>> BEGIN

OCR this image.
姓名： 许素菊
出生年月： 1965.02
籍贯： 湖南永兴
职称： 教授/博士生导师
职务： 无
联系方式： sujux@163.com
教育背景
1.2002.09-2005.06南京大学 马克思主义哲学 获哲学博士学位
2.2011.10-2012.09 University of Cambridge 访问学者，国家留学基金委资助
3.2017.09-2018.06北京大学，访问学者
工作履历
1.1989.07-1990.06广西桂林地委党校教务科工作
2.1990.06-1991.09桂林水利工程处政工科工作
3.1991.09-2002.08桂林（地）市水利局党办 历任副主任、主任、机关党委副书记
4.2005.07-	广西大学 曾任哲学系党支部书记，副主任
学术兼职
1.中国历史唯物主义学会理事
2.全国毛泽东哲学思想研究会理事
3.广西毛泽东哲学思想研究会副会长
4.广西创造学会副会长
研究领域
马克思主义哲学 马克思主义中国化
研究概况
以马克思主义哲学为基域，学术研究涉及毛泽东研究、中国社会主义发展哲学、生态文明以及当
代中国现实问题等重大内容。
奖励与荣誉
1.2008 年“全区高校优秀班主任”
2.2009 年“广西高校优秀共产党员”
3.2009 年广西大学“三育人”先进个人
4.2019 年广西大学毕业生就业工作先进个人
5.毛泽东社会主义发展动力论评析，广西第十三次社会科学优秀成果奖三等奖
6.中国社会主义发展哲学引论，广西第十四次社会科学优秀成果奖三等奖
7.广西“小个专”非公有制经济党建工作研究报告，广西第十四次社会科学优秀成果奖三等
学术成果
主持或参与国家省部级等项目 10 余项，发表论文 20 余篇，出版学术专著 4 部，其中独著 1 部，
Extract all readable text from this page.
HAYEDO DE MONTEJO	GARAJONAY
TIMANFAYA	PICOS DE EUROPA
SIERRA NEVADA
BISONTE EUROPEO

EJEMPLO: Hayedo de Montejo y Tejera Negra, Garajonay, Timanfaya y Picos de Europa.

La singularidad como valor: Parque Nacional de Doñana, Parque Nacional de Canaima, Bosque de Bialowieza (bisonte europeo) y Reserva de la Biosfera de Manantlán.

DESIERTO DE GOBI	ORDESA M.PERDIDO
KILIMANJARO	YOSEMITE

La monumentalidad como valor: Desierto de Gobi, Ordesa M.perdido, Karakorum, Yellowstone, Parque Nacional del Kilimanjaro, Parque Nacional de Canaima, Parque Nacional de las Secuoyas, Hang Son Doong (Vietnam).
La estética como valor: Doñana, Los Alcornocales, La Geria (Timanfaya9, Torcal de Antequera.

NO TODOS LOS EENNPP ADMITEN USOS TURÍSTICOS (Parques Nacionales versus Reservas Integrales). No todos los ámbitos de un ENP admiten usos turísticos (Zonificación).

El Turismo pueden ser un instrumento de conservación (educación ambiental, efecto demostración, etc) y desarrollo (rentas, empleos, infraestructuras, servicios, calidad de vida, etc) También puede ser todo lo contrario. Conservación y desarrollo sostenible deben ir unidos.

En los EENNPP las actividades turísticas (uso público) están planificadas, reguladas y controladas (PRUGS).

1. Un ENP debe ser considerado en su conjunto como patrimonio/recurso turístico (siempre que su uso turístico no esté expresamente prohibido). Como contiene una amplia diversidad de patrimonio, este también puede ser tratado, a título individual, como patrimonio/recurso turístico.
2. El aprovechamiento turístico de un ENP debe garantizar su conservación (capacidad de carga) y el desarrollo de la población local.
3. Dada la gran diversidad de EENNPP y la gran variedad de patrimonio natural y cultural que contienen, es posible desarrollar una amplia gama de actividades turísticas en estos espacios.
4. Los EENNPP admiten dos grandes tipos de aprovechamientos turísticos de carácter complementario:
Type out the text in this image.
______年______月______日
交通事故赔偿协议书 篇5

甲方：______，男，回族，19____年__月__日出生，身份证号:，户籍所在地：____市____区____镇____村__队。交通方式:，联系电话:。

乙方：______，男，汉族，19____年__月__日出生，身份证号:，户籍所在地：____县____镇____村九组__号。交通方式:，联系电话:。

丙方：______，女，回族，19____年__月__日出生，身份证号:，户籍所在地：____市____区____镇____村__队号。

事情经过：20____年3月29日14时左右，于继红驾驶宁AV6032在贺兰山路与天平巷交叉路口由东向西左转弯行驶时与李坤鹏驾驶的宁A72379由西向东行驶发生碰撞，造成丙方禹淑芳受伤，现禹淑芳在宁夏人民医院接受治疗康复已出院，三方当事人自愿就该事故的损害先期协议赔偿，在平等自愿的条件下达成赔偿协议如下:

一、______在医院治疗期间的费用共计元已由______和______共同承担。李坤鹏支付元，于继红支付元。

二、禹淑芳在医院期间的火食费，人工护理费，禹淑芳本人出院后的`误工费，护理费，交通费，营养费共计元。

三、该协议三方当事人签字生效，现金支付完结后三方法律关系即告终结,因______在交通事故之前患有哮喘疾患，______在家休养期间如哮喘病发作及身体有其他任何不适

>> END

### Problem description
Track down the lines that include the word "patrimonio" and copy them.

### Output
1. Un ENP debe ser considerado en su conjunto como patrimonio/recurso turístico (siempre que su uso turístico no esté expresamente prohibido). Como contiene una amplia diversidad de patrimonio, este también puede ser tratado, a título individual, como patrimonio/recurso turístico.
3. Dada la gran diversidad de EENNPP y la gran variedad de patrimonio natural y cultural que contienen, es posible desarrollar una amplia gama de actividades turísticas en estos espacios.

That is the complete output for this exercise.